• **SHORT EXERCISE**
Separate out the lines that hold "Microsoft".

____ GIVEN RECORDS

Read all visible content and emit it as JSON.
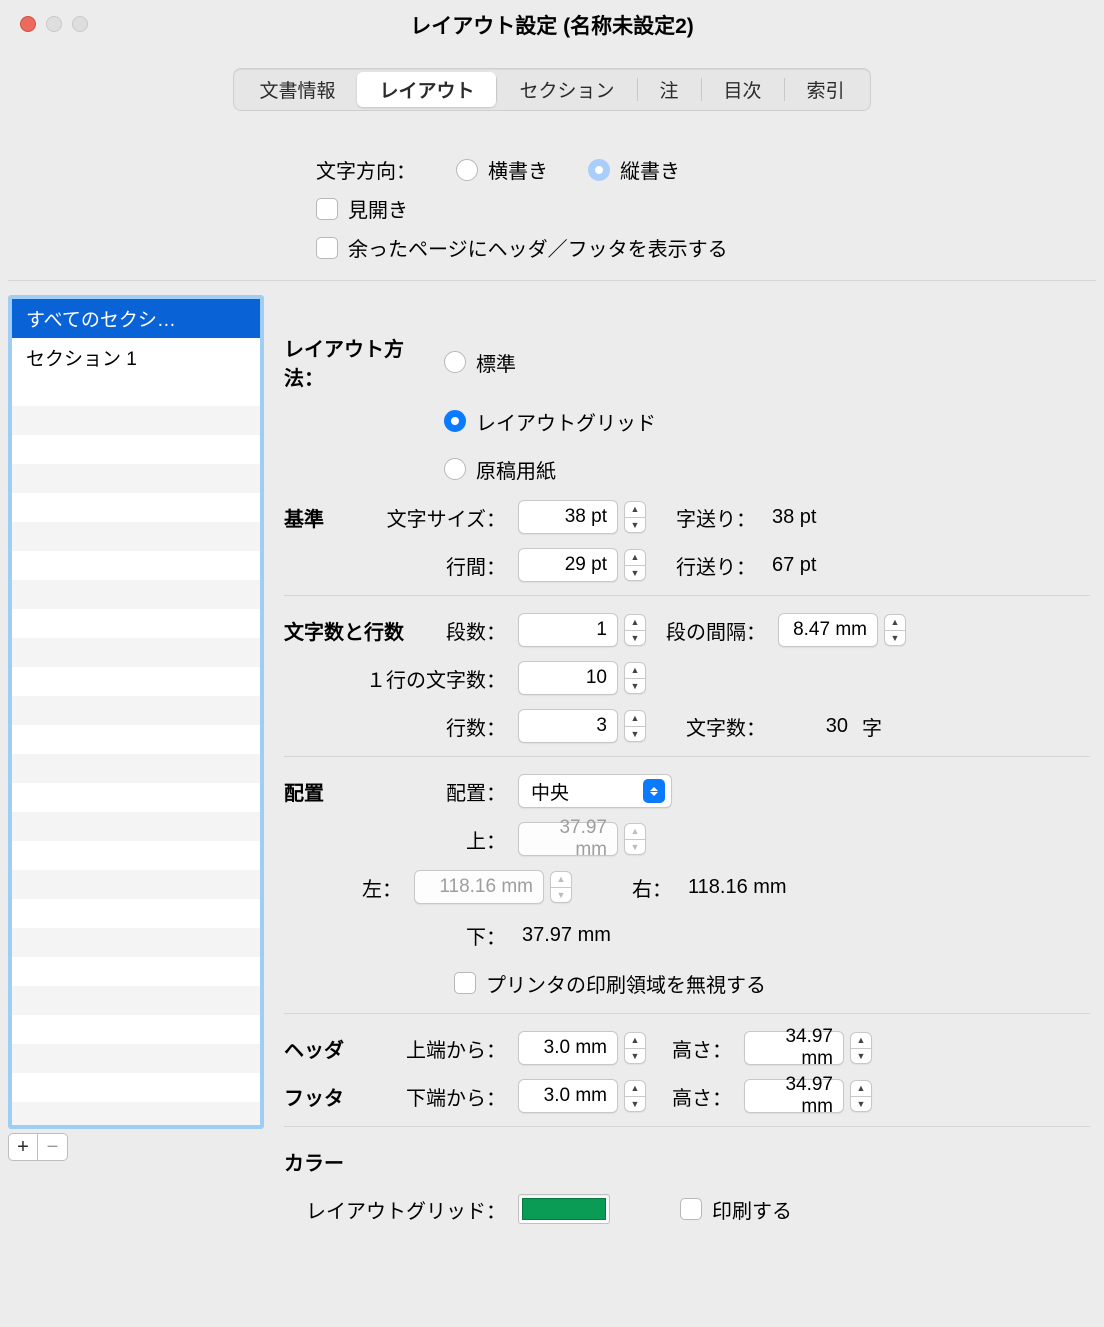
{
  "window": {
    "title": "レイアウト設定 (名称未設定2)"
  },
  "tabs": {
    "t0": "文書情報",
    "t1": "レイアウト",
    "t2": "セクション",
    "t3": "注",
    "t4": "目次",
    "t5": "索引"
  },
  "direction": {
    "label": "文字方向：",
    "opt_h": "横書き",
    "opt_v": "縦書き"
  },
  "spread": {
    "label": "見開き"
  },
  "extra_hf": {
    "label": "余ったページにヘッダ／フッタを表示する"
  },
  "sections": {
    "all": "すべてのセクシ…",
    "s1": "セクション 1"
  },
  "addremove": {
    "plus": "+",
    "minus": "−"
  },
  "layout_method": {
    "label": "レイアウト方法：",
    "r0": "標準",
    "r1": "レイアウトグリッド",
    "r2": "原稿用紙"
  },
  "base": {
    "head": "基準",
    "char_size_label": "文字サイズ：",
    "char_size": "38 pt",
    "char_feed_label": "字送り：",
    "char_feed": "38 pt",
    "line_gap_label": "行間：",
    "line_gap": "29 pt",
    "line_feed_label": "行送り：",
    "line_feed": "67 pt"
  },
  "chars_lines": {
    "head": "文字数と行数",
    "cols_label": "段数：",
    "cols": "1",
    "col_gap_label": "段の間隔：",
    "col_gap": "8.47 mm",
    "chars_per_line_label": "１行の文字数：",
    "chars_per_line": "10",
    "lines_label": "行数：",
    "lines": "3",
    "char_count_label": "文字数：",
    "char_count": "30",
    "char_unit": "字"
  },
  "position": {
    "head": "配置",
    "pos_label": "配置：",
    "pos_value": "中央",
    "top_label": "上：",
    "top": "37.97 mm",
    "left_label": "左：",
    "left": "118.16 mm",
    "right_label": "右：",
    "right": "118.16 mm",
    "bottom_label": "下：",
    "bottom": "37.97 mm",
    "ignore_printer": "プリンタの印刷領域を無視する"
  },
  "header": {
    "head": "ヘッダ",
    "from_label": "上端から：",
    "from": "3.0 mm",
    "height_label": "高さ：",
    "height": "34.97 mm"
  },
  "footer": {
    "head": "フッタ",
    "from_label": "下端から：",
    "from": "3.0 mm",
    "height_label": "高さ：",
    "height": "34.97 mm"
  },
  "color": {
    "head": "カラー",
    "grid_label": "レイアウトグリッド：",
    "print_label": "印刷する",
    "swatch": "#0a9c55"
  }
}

________
____ GIVEN RECORDS

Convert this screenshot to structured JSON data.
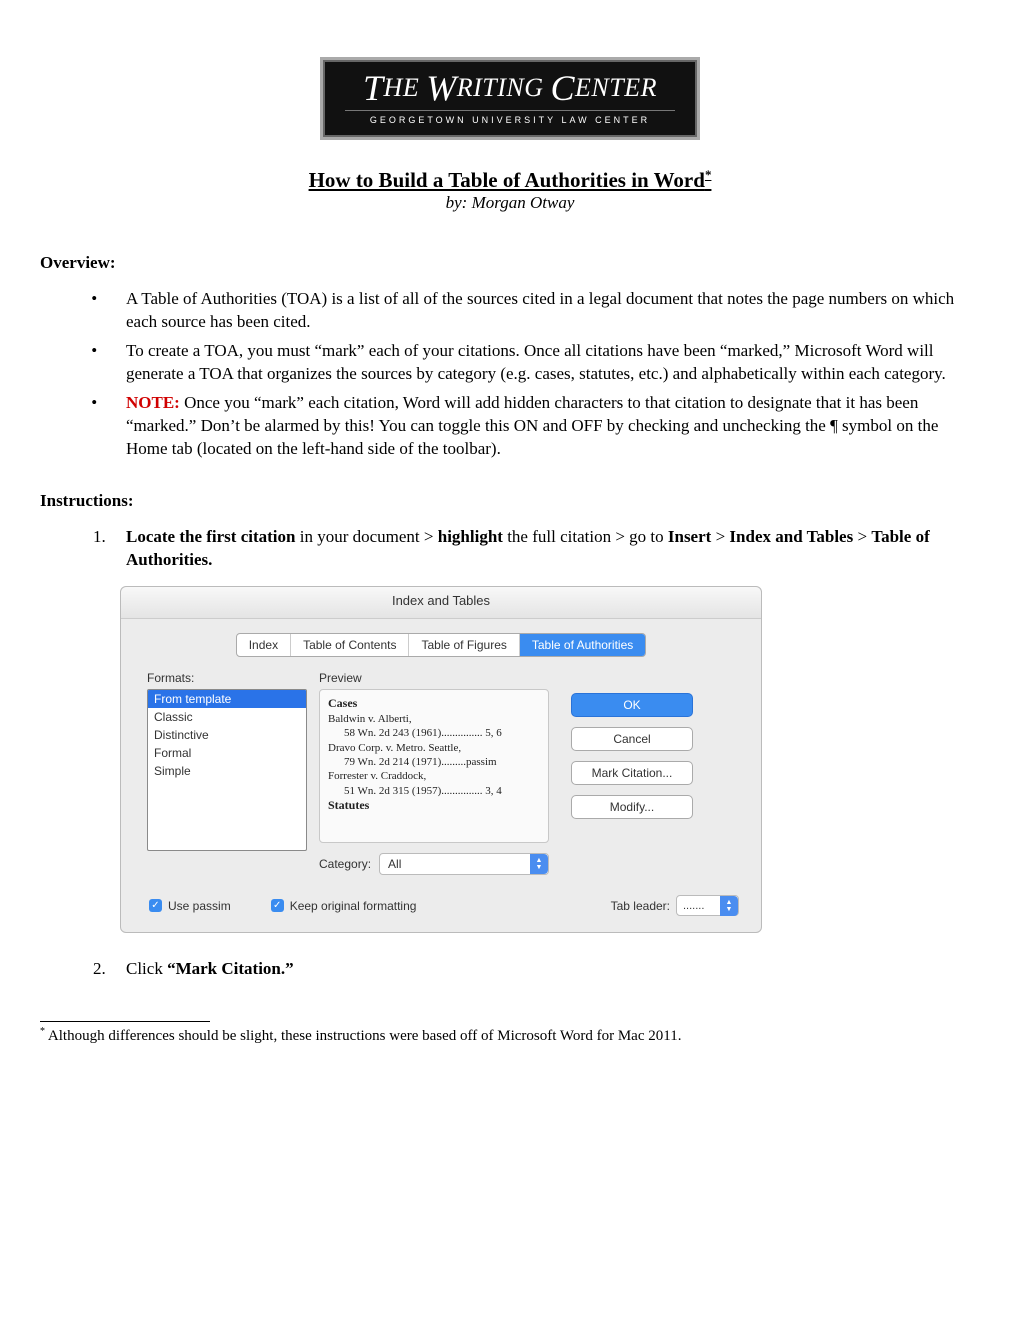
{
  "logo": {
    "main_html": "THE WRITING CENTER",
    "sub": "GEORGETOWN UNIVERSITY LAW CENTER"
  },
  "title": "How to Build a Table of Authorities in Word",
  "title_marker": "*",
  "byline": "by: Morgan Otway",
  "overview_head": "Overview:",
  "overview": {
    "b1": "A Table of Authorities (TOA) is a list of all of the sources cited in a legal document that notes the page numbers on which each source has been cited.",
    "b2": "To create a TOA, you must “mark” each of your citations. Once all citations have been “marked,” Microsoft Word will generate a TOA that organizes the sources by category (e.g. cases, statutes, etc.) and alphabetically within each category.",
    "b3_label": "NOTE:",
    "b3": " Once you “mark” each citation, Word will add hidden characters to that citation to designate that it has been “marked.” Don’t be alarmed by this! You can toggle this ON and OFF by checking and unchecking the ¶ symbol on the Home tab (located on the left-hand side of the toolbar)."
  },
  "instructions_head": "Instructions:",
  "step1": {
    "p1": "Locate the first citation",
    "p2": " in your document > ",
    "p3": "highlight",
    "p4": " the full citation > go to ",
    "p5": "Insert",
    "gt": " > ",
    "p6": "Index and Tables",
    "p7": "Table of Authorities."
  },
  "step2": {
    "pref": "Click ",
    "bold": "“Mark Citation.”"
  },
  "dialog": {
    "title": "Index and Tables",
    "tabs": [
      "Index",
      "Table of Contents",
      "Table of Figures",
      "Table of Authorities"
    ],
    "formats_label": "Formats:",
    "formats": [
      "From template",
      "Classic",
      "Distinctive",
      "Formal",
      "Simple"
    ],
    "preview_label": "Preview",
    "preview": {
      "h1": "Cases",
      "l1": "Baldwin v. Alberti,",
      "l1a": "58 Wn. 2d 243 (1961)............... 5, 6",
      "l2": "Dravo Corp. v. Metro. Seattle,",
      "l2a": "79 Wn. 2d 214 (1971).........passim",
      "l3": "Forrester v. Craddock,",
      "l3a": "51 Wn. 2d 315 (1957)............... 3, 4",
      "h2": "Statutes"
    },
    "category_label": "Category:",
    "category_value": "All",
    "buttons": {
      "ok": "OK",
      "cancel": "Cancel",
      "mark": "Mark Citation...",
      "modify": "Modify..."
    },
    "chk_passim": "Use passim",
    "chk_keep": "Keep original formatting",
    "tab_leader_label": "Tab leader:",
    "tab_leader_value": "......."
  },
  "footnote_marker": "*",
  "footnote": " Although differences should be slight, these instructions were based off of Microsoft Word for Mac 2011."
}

________
____ GIVEN RECORDS

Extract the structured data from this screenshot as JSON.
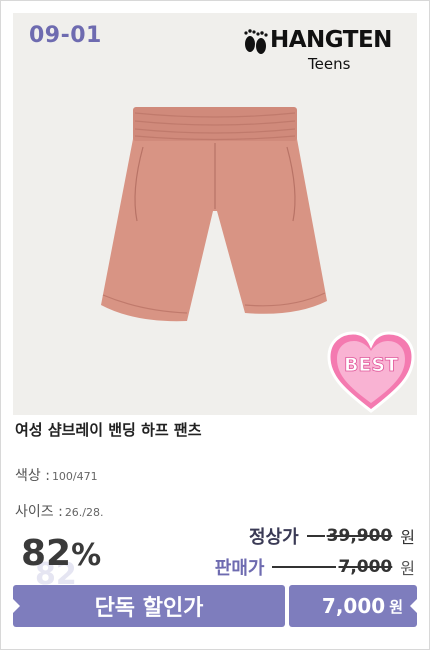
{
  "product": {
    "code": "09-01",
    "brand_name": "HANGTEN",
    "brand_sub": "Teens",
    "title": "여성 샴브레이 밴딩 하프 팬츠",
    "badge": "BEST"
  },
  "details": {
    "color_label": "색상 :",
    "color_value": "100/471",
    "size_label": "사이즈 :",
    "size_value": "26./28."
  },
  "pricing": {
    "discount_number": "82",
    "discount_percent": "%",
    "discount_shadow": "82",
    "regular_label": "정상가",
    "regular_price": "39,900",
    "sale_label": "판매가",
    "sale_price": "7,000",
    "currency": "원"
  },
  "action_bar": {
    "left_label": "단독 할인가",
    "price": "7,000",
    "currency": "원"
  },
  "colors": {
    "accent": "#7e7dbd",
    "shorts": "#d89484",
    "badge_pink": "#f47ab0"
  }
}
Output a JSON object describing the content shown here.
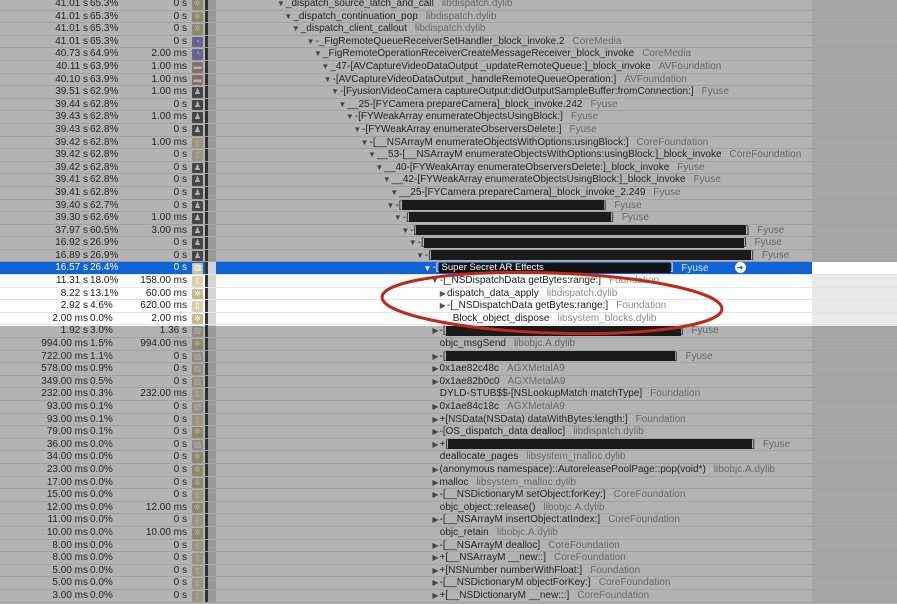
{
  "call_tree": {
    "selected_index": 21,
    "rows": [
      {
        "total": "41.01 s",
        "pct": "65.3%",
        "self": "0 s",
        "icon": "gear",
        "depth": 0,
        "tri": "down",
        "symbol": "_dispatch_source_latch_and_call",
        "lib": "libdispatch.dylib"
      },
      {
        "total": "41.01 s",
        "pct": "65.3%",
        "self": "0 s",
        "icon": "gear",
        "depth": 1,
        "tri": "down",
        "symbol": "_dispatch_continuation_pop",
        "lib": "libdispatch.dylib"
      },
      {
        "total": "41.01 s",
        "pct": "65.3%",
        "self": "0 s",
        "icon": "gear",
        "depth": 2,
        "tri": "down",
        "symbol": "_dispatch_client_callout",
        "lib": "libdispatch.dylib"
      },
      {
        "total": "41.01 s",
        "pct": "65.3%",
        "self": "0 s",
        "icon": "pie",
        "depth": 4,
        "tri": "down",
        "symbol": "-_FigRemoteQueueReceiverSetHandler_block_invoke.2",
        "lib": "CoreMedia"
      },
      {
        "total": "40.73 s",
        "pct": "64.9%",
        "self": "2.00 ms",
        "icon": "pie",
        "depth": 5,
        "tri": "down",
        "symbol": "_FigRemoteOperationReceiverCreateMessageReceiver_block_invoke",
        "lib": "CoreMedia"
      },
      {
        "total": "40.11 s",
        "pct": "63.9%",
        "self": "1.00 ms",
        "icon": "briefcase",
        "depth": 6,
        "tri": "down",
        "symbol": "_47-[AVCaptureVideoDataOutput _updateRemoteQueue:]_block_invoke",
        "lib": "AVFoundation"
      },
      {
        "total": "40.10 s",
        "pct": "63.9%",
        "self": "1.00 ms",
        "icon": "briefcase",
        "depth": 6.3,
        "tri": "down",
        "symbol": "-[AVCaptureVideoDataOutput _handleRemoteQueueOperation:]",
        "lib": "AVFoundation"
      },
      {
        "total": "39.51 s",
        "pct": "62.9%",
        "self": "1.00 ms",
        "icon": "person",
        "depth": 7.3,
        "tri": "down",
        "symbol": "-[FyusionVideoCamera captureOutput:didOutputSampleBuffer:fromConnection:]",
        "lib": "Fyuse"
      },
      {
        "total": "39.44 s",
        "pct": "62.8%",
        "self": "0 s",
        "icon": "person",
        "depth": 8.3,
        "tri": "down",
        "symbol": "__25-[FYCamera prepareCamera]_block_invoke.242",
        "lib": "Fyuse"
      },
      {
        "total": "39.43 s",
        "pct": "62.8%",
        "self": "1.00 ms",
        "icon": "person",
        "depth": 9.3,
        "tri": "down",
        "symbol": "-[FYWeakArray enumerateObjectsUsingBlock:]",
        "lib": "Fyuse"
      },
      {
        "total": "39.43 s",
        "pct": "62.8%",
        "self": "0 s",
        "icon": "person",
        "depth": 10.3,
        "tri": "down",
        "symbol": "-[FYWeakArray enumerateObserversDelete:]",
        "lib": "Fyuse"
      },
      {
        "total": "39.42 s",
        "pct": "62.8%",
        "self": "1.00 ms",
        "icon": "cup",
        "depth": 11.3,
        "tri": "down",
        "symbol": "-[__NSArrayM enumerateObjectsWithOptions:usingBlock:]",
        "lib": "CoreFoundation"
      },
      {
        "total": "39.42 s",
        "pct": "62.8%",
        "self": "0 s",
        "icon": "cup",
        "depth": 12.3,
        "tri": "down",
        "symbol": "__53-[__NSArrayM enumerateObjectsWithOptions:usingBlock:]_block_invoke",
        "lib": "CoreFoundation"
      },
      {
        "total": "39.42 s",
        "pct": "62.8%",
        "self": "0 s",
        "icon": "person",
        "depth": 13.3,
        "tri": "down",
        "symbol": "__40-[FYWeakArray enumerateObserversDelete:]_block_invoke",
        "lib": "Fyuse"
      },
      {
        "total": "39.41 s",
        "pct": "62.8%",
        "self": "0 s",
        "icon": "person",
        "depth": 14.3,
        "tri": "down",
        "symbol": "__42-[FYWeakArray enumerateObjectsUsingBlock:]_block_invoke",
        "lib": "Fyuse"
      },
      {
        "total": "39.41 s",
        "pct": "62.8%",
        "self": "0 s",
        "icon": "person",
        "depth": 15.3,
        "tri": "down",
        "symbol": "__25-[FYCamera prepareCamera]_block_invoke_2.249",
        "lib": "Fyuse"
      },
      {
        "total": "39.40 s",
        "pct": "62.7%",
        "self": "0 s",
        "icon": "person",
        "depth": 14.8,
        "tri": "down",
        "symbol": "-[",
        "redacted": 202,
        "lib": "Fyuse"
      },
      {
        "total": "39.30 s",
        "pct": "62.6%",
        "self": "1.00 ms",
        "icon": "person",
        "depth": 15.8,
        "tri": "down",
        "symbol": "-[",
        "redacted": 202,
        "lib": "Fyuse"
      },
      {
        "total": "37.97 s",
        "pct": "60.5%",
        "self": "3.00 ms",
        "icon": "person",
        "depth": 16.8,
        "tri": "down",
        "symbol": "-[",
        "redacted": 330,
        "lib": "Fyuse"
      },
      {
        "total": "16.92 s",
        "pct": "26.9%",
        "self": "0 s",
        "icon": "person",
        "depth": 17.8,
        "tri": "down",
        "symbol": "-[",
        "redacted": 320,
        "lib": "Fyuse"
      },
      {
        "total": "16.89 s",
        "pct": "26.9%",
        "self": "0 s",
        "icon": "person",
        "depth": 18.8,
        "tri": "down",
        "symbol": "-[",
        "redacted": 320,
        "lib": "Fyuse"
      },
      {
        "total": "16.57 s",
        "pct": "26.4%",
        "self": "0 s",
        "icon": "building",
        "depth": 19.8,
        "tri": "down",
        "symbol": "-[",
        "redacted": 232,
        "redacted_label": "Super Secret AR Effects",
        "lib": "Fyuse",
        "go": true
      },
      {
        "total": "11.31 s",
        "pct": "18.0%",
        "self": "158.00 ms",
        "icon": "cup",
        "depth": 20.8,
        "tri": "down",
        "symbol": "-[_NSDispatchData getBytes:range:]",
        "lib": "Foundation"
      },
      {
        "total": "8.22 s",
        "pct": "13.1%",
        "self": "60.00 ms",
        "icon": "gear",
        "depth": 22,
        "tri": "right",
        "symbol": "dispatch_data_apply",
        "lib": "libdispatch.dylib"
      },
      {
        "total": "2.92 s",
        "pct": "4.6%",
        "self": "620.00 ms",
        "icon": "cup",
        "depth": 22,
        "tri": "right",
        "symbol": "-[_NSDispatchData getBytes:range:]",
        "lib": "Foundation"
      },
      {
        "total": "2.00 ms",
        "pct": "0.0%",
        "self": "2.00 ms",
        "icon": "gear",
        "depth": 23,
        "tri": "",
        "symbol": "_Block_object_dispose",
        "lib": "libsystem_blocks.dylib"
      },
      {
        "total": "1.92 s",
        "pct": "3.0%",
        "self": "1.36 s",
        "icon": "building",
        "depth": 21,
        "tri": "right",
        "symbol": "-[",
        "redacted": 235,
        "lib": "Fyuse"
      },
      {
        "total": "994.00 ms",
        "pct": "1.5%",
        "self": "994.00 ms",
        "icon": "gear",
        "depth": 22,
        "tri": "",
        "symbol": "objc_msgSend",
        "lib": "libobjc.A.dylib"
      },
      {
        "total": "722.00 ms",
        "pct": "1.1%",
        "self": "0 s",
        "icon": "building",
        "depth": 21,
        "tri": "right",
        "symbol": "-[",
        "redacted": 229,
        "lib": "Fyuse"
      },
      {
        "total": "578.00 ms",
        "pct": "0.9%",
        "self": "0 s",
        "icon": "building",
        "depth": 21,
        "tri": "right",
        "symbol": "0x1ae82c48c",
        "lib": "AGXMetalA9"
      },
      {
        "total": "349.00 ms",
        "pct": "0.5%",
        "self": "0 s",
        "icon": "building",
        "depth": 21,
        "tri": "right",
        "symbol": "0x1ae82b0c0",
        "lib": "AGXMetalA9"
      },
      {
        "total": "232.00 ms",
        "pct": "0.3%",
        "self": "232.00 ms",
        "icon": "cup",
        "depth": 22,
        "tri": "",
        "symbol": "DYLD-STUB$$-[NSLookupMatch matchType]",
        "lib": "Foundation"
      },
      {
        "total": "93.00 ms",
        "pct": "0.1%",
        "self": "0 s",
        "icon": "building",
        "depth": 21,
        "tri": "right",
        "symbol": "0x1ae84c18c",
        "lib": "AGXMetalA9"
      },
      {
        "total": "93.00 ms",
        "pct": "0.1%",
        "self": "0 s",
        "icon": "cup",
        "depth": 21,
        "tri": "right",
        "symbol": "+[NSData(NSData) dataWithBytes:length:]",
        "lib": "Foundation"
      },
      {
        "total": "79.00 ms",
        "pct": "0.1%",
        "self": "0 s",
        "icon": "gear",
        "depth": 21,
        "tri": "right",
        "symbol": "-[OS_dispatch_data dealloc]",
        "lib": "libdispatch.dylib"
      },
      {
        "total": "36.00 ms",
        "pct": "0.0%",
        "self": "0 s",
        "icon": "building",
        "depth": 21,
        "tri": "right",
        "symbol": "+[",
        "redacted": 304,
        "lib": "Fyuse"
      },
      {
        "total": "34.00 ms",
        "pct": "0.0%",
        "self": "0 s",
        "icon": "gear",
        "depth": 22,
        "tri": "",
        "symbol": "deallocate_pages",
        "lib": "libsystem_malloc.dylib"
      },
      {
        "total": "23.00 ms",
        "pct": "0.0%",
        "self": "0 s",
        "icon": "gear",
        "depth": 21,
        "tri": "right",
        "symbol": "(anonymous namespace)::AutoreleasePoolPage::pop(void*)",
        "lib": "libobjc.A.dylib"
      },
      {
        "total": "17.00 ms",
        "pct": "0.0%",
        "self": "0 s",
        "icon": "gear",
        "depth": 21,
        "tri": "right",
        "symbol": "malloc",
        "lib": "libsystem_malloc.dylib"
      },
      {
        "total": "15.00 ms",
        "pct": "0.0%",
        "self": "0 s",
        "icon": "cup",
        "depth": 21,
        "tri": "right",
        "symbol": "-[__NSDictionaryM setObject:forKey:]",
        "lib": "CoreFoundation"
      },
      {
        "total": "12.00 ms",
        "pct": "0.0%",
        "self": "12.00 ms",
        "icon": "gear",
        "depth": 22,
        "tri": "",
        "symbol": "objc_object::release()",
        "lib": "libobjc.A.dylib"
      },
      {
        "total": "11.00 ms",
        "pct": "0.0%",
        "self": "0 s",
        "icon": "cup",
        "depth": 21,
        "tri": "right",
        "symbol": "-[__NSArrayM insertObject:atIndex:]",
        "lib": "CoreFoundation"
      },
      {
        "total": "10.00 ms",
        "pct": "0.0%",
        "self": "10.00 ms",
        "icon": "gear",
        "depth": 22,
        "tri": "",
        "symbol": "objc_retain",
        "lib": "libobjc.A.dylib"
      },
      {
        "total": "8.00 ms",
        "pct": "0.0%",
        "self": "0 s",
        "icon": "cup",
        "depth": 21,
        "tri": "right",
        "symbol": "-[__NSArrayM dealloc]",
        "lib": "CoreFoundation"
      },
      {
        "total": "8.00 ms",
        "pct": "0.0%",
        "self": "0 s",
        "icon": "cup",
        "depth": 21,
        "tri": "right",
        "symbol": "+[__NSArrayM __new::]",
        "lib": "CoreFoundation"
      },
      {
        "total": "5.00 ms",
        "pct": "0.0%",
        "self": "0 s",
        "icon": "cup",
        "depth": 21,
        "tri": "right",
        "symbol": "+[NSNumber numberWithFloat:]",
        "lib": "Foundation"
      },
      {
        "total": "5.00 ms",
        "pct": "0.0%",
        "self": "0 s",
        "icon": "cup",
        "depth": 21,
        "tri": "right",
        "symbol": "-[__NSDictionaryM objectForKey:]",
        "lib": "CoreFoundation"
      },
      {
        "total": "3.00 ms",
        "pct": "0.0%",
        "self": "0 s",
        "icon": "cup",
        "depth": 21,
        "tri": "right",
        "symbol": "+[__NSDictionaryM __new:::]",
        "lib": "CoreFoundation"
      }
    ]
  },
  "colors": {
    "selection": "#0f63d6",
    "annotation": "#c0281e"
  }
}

________

• **THE OUTPUT**
    "b2": "To create a TOA, you must “mark” each of your citations. Once all citations have been “marked,” Microsoft Word will generate a TOA that organizes the sources by category (e.g. cases, statutes, etc.) and alphabetically within each category.",
  "footnote": " Although differences should be slight, these instructions were based off of Microsoft Word for Mac 2011."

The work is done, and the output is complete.